[START OF Extracted information]
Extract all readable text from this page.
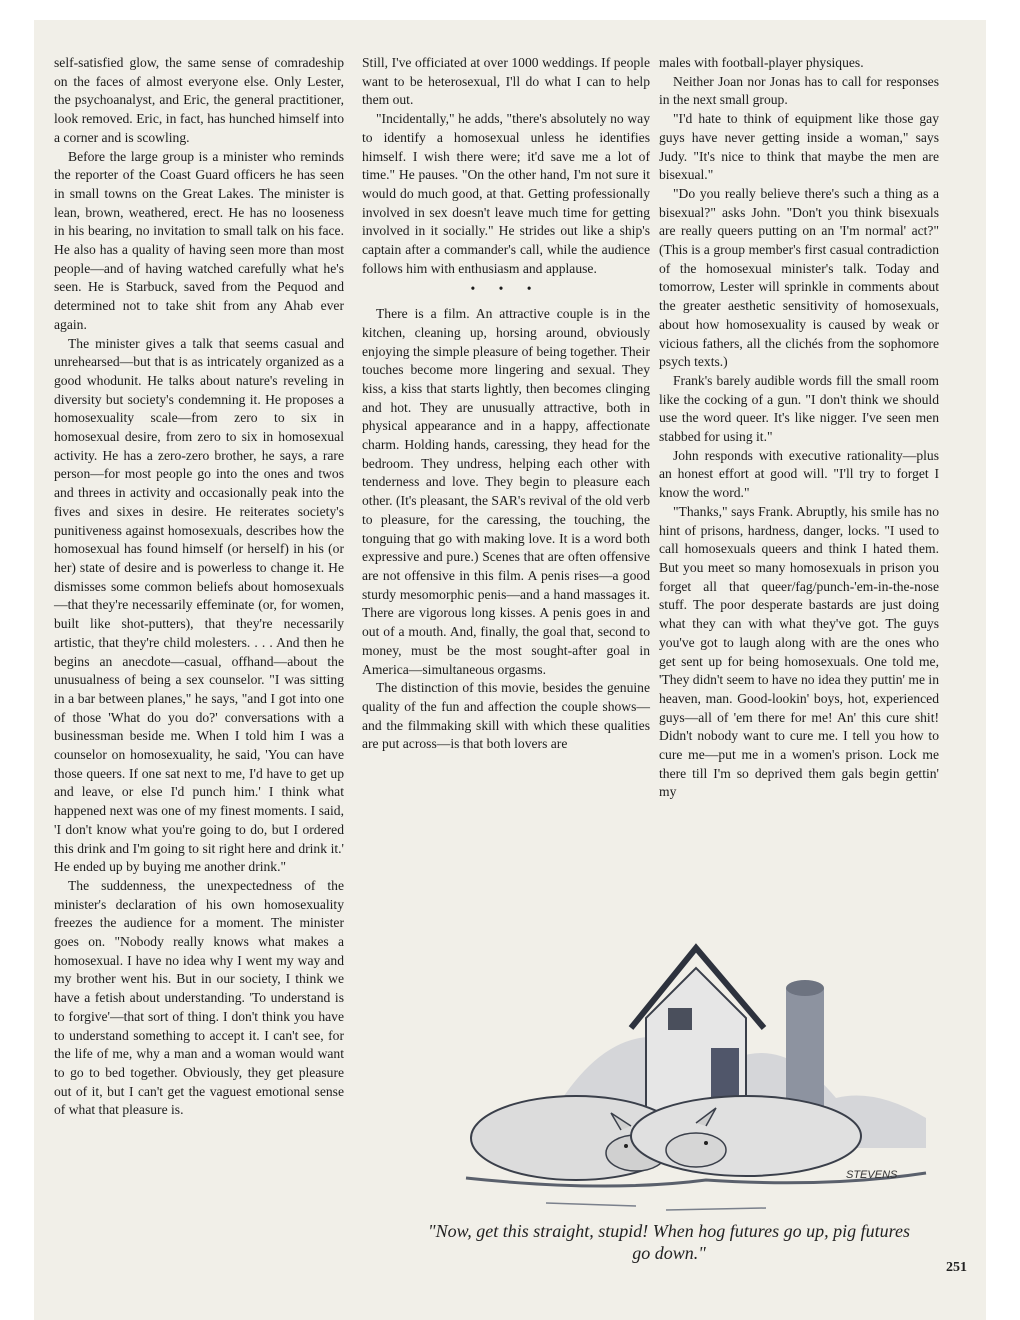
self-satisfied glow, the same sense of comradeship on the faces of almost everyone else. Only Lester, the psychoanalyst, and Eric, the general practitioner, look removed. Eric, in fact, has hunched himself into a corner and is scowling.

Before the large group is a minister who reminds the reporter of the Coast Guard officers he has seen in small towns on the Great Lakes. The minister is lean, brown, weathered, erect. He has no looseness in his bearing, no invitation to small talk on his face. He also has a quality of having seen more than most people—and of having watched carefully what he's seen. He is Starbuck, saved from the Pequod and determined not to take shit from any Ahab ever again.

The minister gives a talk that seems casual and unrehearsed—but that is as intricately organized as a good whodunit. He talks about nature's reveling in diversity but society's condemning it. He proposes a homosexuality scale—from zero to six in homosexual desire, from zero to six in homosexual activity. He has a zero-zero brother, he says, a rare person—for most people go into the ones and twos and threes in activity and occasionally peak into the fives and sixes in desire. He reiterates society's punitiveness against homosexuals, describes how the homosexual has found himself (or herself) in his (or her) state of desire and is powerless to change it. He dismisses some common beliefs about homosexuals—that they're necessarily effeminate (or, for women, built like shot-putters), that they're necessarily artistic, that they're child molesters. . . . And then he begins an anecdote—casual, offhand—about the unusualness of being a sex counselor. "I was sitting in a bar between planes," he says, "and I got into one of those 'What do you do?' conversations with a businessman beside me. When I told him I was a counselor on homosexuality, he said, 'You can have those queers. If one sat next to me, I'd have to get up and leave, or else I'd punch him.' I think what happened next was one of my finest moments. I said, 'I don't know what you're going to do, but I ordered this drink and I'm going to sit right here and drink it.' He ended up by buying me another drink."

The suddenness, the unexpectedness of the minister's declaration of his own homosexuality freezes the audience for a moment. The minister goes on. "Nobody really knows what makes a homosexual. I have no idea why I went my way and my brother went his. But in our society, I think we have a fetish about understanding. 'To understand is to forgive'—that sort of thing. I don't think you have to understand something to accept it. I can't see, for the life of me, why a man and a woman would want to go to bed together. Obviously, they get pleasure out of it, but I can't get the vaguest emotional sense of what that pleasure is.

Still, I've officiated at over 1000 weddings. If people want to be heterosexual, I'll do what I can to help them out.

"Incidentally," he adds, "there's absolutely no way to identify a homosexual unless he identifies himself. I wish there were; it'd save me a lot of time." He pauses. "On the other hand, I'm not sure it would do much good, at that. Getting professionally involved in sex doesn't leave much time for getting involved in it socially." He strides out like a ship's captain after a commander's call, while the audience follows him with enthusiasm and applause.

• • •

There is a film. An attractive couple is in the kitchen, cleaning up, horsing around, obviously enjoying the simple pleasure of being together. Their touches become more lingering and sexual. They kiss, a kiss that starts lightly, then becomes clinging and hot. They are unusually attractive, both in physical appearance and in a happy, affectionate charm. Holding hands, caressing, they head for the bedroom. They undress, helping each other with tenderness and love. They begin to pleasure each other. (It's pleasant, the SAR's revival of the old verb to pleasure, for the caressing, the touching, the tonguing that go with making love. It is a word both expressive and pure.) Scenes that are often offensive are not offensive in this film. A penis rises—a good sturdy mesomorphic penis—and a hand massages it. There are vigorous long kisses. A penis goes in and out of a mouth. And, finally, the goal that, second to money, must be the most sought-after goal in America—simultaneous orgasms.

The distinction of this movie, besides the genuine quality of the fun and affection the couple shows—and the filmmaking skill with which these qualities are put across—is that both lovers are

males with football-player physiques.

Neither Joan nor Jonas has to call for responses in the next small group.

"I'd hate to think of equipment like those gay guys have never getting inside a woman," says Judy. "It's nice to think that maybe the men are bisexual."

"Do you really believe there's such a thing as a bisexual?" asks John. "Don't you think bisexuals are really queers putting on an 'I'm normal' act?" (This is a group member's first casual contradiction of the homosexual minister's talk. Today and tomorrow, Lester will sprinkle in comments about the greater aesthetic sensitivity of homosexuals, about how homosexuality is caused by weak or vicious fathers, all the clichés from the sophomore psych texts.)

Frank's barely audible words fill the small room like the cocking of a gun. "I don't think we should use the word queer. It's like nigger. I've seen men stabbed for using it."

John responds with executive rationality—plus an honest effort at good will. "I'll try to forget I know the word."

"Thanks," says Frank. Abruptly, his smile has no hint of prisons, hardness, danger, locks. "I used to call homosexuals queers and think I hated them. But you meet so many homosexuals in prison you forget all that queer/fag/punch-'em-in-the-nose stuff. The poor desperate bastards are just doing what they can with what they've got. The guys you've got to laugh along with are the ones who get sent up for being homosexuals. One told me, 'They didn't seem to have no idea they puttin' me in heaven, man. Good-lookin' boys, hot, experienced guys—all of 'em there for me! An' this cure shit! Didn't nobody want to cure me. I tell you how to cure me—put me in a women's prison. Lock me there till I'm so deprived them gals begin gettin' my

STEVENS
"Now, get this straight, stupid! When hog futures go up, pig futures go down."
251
[END OF Extracted information]
What is being asked: Give every record back exactly as it reads, with no images.

Solution:
Extract all readable text from this page.
self-satisfied glow, the same sense of comradeship on the faces of almost everyone else. Only Lester, the psychoanalyst, and Eric, the general practitioner, look removed. Eric, in fact, has hunched himself into a corner and is scowling.

Before the large group is a minister who reminds the reporter of the Coast Guard officers he has seen in small towns on the Great Lakes. The minister is lean, brown, weathered, erect. He has no looseness in his bearing, no invitation to small talk on his face. He also has a quality of having seen more than most people—and of having watched carefully what he's seen. He is Starbuck, saved from the Pequod and determined not to take shit from any Ahab ever again.

The minister gives a talk that seems casual and unrehearsed—but that is as intricately organized as a good whodunit. He talks about nature's reveling in diversity but society's condemning it. He proposes a homosexuality scale—from zero to six in homosexual desire, from zero to six in homosexual activity. He has a zero-zero brother, he says, a rare person—for most people go into the ones and twos and threes in activity and occasionally peak into the fives and sixes in desire. He reiterates society's punitiveness against homosexuals, describes how the homosexual has found himself (or herself) in his (or her) state of desire and is powerless to change it. He dismisses some common beliefs about homosexuals—that they're necessarily effeminate (or, for women, built like shot-putters), that they're necessarily artistic, that they're child molesters. . . . And then he begins an anecdote—casual, offhand—about the unusualness of being a sex counselor. "I was sitting in a bar between planes," he says, "and I got into one of those 'What do you do?' conversations with a businessman beside me. When I told him I was a counselor on homosexuality, he said, 'You can have those queers. If one sat next to me, I'd have to get up and leave, or else I'd punch him.' I think what happened next was one of my finest moments. I said, 'I don't know what you're going to do, but I ordered this drink and I'm going to sit right here and drink it.' He ended up by buying me another drink."

The suddenness, the unexpectedness of the minister's declaration of his own homosexuality freezes the audience for a moment. The minister goes on. "Nobody really knows what makes a homosexual. I have no idea why I went my way and my brother went his. But in our society, I think we have a fetish about understanding. 'To understand is to forgive'—that sort of thing. I don't think you have to understand something to accept it. I can't see, for the life of me, why a man and a woman would want to go to bed together. Obviously, they get pleasure out of it, but I can't get the vaguest emotional sense of what that pleasure is.

Still, I've officiated at over 1000 weddings. If people want to be heterosexual, I'll do what I can to help them out.

"Incidentally," he adds, "there's absolutely no way to identify a homosexual unless he identifies himself. I wish there were; it'd save me a lot of time." He pauses. "On the other hand, I'm not sure it would do much good, at that. Getting professionally involved in sex doesn't leave much time for getting involved in it socially." He strides out like a ship's captain after a commander's call, while the audience follows him with enthusiasm and applause.

• • •

There is a film. An attractive couple is in the kitchen, cleaning up, horsing around, obviously enjoying the simple pleasure of being together. Their touches become more lingering and sexual. They kiss, a kiss that starts lightly, then becomes clinging and hot. They are unusually attractive, both in physical appearance and in a happy, affectionate charm. Holding hands, caressing, they head for the bedroom. They undress, helping each other with tenderness and love. They begin to pleasure each other. (It's pleasant, the SAR's revival of the old verb to pleasure, for the caressing, the touching, the tonguing that go with making love. It is a word both expressive and pure.) Scenes that are often offensive are not offensive in this film. A penis rises—a good sturdy mesomorphic penis—and a hand massages it. There are vigorous long kisses. A penis goes in and out of a mouth. And, finally, the goal that, second to money, must be the most sought-after goal in America—simultaneous orgasms.

The distinction of this movie, besides the genuine quality of the fun and affection the couple shows—and the filmmaking skill with which these qualities are put across—is that both lovers are

males with football-player physiques.

Neither Joan nor Jonas has to call for responses in the next small group.

"I'd hate to think of equipment like those gay guys have never getting inside a woman," says Judy. "It's nice to think that maybe the men are bisexual."

"Do you really believe there's such a thing as a bisexual?" asks John. "Don't you think bisexuals are really queers putting on an 'I'm normal' act?" (This is a group member's first casual contradiction of the homosexual minister's talk. Today and tomorrow, Lester will sprinkle in comments about the greater aesthetic sensitivity of homosexuals, about how homosexuality is caused by weak or vicious fathers, all the clichés from the sophomore psych texts.)

Frank's barely audible words fill the small room like the cocking of a gun. "I don't think we should use the word queer. It's like nigger. I've seen men stabbed for using it."

John responds with executive rationality—plus an honest effort at good will. "I'll try to forget I know the word."

"Thanks," says Frank. Abruptly, his smile has no hint of prisons, hardness, danger, locks. "I used to call homosexuals queers and think I hated them. But you meet so many homosexuals in prison you forget all that queer/fag/punch-'em-in-the-nose stuff. The poor desperate bastards are just doing what they can with what they've got. The guys you've got to laugh along with are the ones who get sent up for being homosexuals. One told me, 'They didn't seem to have no idea they puttin' me in heaven, man. Good-lookin' boys, hot, experienced guys—all of 'em there for me! An' this cure shit! Didn't nobody want to cure me. I tell you how to cure me—put me in a women's prison. Lock me there till I'm so deprived them gals begin gettin' my

STEVENS
"Now, get this straight, stupid! When hog futures go up, pig futures go down."
251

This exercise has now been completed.